§ **Exercise goal**
Answer these from the passage on North Korea and Libya:
(a) What is the name of the State Department spokesman it quotes?
(b) In what year did the six-party talks end?
(c) Which country has served as host of those talks?

§ **Selected passage**
Mr. Frank said that the Libyan situation was “at least the third instance in two decades that would seem to offer proof that they did something right while others failed and ultimately paid the price.” He said North Korea would probably see object lessons in the Soviet Union’s decision to end the arms race and to “abandon the political option to use their weapons of mass destruction,” and in Iraq’s agreement to accept United Nations nuclear inspectors and monitors. And now, Libya.
“To put it bluntly,” Mr. Frank said, “in the eyes of the North Korean leadership all three countries took the economic bait, foolishly disarmed themselves, and once they were defenseless, were mercilessly punished by the West.”
“It requires little imaginative power to see what conclusions will be drawn in Pyongyang,” he said, adding that anyone in the senior leadership who favored denuclearization “will now be silent.”
The United States said there was no link between Libya’s abandonment of efforts to develop nuclear arms and other weapons and the current military campaign by Western nations.
“Where they’re at today has absolutely no connection with them renouncing their nuclear program or nuclear weapons,” said Mark Toner, a State Department spokesman.
The comments by the anonymous North Korean official appeared to dim the chances for a renewal of the so-called six-party talks on the dismantling of North Korea’s atomic program. The talks ended in 2009 when North Korea withdrew, angry over international sanctions that followed a long-range missile test. The two Koreas, the United States, China, Russia and Japan are the participants in the six-party process, which began in 2003. China, North Korea’s only major ally, has served as the host country.

§ **Data excerpt**
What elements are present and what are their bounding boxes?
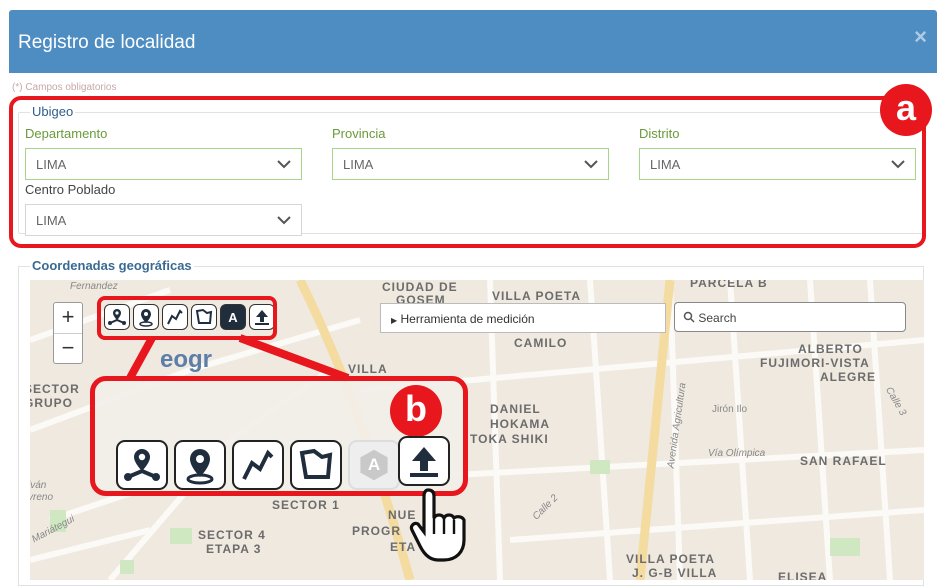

§ **Output for this exercise**
(a) Mark Toner
(b) 2009
(c) China